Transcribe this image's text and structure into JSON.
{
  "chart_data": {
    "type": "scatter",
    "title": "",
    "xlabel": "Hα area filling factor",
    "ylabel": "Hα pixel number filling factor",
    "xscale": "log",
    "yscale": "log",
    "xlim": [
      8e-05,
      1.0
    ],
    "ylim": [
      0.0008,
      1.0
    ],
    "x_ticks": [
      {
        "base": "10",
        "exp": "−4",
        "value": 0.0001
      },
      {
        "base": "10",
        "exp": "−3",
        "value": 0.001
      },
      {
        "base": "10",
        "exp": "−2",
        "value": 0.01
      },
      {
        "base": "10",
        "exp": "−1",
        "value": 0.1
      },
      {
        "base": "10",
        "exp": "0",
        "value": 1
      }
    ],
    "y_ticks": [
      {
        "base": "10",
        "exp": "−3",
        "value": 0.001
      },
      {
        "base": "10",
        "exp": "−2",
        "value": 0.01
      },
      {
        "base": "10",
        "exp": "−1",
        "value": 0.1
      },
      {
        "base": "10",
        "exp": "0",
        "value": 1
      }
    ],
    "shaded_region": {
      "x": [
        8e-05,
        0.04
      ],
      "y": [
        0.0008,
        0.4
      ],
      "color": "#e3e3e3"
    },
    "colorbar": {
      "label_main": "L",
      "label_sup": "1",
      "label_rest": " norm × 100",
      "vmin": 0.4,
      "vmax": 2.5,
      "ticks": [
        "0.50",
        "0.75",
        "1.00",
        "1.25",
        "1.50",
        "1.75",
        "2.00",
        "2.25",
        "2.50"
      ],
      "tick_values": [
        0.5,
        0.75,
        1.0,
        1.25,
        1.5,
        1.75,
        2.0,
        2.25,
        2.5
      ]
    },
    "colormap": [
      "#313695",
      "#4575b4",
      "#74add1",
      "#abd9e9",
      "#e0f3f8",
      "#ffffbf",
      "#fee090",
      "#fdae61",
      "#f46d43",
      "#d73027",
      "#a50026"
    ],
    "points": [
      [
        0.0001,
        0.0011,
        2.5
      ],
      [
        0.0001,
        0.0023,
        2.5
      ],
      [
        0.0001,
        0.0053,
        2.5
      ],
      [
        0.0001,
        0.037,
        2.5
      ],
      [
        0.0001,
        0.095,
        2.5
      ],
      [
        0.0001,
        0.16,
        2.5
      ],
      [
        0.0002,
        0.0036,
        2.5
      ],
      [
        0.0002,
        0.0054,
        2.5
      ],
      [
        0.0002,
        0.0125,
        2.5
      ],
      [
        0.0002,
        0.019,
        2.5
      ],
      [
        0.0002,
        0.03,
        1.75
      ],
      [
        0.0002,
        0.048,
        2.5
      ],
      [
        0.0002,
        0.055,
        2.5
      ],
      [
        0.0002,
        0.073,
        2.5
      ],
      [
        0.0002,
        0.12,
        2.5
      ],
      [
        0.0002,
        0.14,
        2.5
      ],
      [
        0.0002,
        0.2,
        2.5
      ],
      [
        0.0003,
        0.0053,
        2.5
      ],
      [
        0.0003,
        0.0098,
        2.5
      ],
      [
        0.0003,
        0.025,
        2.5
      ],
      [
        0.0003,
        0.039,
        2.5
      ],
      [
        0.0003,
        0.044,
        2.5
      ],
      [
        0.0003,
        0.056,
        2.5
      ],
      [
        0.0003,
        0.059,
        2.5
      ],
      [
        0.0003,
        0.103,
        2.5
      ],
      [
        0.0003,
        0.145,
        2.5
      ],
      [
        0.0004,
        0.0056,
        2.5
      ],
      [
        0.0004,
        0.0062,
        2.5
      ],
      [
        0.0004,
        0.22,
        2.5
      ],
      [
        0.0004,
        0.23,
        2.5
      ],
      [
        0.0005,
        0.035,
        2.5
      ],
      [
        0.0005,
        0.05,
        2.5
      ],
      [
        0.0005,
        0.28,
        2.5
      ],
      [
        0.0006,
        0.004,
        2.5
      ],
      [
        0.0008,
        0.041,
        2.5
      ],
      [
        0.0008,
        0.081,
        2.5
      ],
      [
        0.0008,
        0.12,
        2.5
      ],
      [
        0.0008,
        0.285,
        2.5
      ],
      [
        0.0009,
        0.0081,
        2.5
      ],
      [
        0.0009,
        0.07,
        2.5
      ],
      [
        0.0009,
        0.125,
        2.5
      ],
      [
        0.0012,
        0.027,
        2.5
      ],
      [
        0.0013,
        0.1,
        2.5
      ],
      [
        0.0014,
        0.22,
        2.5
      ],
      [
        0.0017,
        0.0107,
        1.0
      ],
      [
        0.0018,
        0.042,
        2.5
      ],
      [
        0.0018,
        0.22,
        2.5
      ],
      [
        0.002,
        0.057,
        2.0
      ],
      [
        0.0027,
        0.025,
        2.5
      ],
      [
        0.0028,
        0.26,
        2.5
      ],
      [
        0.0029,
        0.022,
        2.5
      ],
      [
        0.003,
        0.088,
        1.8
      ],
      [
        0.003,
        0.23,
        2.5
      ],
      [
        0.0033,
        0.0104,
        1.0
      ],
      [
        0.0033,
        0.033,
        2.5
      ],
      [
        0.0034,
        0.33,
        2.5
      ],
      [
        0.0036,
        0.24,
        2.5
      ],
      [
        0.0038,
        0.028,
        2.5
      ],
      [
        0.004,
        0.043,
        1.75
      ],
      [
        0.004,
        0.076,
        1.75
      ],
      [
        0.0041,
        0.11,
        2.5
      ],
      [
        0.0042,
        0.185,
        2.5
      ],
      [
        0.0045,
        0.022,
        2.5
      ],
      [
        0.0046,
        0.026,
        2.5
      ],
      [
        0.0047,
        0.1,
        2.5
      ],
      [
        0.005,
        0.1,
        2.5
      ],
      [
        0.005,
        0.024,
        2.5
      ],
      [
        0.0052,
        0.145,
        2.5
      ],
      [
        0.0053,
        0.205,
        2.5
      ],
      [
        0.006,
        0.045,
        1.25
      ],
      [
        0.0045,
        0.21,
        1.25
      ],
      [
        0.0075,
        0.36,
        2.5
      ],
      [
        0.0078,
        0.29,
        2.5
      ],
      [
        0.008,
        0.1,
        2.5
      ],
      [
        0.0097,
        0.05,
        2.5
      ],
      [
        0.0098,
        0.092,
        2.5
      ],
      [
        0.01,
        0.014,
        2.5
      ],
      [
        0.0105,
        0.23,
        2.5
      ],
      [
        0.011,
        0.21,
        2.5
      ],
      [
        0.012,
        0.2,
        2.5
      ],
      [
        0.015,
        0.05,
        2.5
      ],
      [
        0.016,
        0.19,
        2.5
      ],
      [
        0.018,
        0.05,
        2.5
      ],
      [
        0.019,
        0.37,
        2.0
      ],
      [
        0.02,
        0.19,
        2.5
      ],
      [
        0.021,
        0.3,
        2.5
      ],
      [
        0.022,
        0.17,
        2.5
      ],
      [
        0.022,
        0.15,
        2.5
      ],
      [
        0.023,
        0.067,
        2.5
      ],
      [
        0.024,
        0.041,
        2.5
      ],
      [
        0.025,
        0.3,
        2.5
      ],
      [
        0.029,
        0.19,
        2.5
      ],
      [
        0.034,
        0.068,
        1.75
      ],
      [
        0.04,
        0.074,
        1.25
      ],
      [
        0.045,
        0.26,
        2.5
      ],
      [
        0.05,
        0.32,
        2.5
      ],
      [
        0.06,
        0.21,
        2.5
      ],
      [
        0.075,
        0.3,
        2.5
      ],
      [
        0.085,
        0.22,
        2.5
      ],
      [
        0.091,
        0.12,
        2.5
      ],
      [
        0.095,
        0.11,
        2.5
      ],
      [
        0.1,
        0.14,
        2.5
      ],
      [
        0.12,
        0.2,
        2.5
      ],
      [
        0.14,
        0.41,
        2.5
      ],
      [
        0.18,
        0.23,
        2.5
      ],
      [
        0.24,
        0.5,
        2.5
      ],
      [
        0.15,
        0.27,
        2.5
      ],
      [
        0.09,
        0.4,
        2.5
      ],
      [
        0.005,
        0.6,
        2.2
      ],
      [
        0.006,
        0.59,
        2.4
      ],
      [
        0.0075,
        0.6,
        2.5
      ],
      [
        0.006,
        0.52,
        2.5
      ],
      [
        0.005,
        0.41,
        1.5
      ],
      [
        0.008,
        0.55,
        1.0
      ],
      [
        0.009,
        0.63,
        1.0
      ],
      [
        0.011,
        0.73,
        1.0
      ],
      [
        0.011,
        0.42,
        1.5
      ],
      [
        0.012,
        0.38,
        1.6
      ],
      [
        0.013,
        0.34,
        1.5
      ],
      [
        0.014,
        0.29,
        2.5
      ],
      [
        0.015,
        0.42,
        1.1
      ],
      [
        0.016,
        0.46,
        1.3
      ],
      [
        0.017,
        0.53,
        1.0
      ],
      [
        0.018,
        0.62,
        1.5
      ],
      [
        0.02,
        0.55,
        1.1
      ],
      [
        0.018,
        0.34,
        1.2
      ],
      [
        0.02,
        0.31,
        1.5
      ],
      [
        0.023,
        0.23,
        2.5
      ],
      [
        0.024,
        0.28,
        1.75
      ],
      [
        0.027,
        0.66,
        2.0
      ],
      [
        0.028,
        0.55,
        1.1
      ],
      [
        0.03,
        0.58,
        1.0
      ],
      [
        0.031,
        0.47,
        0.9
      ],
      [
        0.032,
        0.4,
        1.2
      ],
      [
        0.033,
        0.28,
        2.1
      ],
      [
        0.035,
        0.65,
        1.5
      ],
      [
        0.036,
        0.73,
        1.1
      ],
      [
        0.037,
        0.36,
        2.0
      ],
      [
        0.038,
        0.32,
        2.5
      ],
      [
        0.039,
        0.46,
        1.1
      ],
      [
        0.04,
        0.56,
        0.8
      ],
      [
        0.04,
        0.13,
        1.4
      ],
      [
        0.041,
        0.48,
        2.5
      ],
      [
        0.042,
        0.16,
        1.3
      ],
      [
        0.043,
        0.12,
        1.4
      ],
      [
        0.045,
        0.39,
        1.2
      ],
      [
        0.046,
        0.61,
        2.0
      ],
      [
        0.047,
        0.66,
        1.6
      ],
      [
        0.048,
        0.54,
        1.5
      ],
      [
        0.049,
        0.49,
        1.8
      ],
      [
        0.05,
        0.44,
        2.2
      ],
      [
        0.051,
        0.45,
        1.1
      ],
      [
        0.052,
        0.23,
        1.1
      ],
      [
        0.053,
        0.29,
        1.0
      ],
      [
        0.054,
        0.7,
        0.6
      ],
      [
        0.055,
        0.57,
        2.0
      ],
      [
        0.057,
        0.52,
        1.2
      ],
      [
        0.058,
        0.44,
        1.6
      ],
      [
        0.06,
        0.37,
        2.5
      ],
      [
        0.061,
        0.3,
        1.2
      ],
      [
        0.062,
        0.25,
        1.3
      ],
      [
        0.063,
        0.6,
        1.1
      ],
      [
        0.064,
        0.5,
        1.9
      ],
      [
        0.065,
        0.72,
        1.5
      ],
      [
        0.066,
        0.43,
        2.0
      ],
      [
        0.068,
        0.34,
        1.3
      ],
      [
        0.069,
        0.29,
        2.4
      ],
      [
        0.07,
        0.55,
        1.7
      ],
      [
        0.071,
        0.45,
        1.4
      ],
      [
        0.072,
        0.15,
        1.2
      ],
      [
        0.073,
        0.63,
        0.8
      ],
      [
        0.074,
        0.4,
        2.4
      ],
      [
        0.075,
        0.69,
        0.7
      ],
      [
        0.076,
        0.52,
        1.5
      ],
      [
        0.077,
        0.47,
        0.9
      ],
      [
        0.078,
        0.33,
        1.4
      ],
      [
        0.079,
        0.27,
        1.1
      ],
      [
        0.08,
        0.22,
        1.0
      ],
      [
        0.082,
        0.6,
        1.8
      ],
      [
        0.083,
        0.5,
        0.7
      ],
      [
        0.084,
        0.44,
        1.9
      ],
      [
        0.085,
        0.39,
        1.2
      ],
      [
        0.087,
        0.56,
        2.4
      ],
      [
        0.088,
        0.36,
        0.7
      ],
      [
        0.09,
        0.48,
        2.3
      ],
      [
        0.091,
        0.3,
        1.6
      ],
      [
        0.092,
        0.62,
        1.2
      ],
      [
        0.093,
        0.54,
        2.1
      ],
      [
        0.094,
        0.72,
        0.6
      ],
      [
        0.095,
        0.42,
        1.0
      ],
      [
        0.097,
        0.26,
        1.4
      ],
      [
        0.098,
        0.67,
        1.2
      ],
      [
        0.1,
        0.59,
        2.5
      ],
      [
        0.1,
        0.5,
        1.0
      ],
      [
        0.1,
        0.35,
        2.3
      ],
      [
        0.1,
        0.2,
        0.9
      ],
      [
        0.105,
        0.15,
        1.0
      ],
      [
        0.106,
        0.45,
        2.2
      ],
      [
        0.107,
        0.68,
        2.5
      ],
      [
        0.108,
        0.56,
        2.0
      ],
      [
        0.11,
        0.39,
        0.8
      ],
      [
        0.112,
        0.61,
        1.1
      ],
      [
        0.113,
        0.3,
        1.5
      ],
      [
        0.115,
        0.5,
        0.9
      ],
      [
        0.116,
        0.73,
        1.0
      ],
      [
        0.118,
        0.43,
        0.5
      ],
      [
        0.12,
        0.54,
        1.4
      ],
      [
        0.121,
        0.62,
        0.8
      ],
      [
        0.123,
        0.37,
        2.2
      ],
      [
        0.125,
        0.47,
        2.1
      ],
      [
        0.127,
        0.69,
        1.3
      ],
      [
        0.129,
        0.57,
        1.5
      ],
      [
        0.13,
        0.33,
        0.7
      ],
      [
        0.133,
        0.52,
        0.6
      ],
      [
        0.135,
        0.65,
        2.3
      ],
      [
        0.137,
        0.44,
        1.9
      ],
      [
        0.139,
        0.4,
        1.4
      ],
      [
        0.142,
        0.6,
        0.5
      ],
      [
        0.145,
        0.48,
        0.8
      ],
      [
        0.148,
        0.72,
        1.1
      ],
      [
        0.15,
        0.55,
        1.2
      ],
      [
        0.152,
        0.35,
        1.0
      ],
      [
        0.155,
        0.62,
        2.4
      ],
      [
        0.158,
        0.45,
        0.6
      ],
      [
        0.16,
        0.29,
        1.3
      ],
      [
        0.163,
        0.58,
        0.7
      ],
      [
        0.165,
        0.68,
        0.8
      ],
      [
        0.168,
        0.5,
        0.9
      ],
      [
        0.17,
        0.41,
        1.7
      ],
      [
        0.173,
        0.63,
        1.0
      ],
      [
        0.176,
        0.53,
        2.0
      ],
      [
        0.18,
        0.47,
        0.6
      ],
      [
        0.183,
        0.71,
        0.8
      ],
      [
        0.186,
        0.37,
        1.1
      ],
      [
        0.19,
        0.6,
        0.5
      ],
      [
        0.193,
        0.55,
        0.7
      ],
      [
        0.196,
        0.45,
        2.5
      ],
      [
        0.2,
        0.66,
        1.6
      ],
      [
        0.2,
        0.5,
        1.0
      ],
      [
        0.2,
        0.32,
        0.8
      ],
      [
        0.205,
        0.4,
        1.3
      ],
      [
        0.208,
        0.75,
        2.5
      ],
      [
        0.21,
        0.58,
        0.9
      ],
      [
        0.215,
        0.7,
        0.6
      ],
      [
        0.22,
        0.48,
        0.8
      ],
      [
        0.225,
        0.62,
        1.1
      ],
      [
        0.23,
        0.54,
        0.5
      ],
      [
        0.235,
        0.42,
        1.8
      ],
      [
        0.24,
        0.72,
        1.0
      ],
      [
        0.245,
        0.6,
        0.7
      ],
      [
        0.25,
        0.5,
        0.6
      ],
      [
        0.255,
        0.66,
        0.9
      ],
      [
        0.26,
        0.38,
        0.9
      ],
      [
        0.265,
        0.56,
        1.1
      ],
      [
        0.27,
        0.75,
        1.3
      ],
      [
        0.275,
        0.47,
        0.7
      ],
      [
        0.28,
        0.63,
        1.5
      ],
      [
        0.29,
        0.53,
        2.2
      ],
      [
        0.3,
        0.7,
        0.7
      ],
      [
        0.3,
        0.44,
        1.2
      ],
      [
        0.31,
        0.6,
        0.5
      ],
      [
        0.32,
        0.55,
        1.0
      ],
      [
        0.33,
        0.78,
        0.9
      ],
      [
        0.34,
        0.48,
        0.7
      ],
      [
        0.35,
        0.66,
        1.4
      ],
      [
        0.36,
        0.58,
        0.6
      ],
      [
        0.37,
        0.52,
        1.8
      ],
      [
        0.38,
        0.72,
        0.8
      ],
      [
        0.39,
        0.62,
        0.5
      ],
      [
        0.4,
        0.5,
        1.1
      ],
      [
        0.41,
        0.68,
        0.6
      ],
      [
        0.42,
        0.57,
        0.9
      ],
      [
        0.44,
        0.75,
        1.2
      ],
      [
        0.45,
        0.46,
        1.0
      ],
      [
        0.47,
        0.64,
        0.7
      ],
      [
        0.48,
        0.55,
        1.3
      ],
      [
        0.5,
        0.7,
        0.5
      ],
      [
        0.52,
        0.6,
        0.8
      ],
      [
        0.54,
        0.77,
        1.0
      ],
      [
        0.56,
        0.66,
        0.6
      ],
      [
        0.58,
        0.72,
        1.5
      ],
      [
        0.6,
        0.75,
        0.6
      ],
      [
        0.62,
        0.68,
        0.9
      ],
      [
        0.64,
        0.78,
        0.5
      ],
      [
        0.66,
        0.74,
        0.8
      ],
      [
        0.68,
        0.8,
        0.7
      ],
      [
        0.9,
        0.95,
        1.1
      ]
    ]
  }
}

### EXERCISE GOAL
Go through the records and copy each line with "filling" in it.

### EXERCISE RESULT
    "xlabel": "Hα area filling factor",
    "ylabel": "Hα pixel number filling factor",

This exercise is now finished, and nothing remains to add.